Report every line in the listing below where the string "Azure" shows up.

━━━━━━━━━━

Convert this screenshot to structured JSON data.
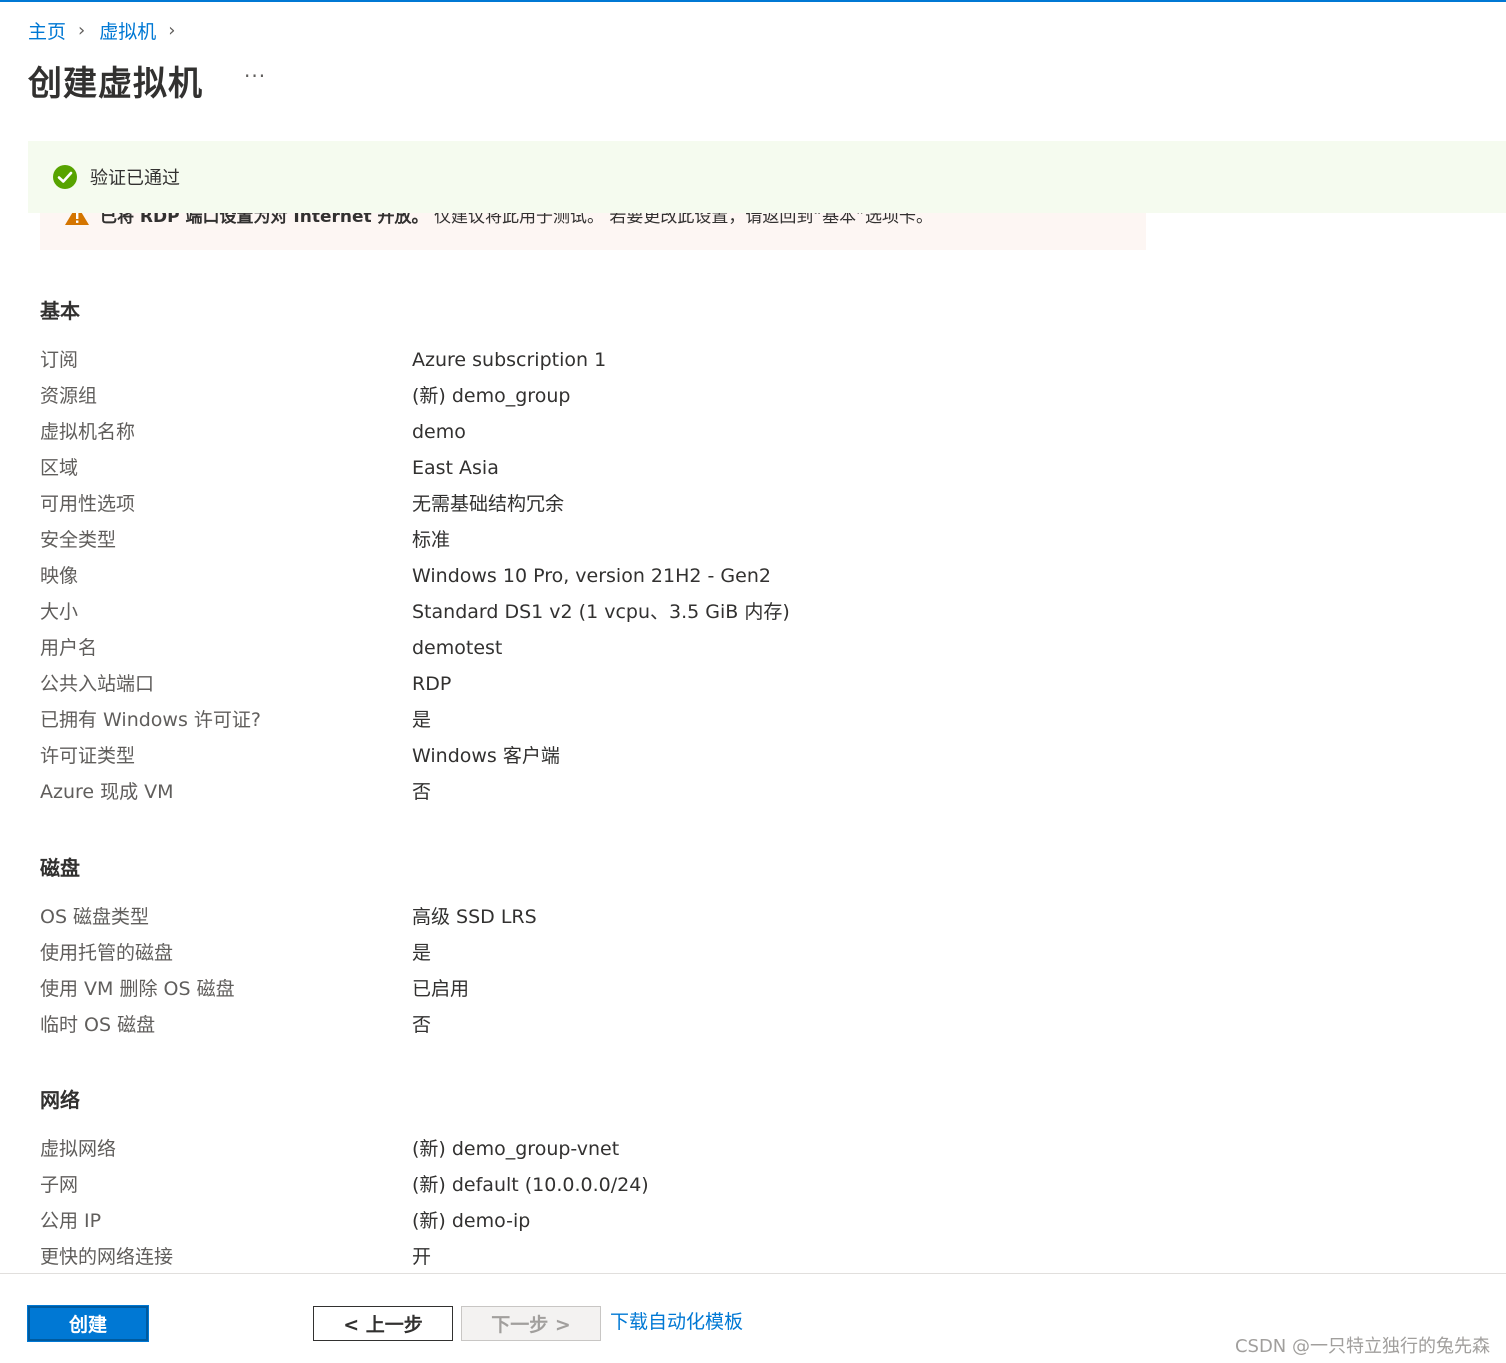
{
  "breadcrumb": {
    "home": "主页",
    "vm": "虚拟机"
  },
  "page_title": "创建虚拟机",
  "more_label": "···",
  "validation": {
    "text": "验证已通过"
  },
  "warning": {
    "text_bold": "已将 RDP 端口设置为对 Internet 开放。",
    "text_rest": " 仅建议将此用于测试。 若要更改此设置，请返回到“基本”选项卡。"
  },
  "sections": {
    "basic": {
      "title": "基本",
      "rows": [
        {
          "label": "订阅",
          "value": "Azure subscription 1"
        },
        {
          "label": "资源组",
          "value": "(新) demo_group"
        },
        {
          "label": "虚拟机名称",
          "value": "demo"
        },
        {
          "label": "区域",
          "value": "East Asia"
        },
        {
          "label": "可用性选项",
          "value": "无需基础结构冗余"
        },
        {
          "label": "安全类型",
          "value": "标准"
        },
        {
          "label": "映像",
          "value": "Windows 10 Pro, version 21H2 - Gen2"
        },
        {
          "label": "大小",
          "value": "Standard DS1 v2 (1 vcpu、3.5 GiB 内存)"
        },
        {
          "label": "用户名",
          "value": "demotest"
        },
        {
          "label": "公共入站端口",
          "value": "RDP"
        },
        {
          "label": "已拥有 Windows 许可证?",
          "value": "是"
        },
        {
          "label": "许可证类型",
          "value": "Windows 客户端"
        },
        {
          "label": "Azure 现成 VM",
          "value": "否"
        }
      ]
    },
    "disk": {
      "title": "磁盘",
      "rows": [
        {
          "label": "OS 磁盘类型",
          "value": "高级 SSD LRS"
        },
        {
          "label": "使用托管的磁盘",
          "value": "是"
        },
        {
          "label": "使用 VM 删除 OS 磁盘",
          "value": "已启用"
        },
        {
          "label": "临时 OS 磁盘",
          "value": "否"
        }
      ]
    },
    "network": {
      "title": "网络",
      "rows": [
        {
          "label": "虚拟网络",
          "value": "(新) demo_group-vnet"
        },
        {
          "label": "子网",
          "value": "(新) default (10.0.0.0/24)"
        },
        {
          "label": "公用 IP",
          "value": "(新) demo-ip"
        },
        {
          "label": "更快的网络连接",
          "value": "开"
        }
      ]
    }
  },
  "footer": {
    "create": "创建",
    "prev": "< 上一步",
    "next": "下一步 >",
    "download": "下载自动化模板",
    "watermark": "CSDN @一只特立独行的兔先森"
  },
  "colors": {
    "accent": "#0078d4",
    "success": "#57a300",
    "warning": "#d47500"
  }
}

━━━━━━━━━━

▸ **EXERCISE RESPONSE**:
          "value": "Azure subscription 1"
          "label": "Azure 现成 VM",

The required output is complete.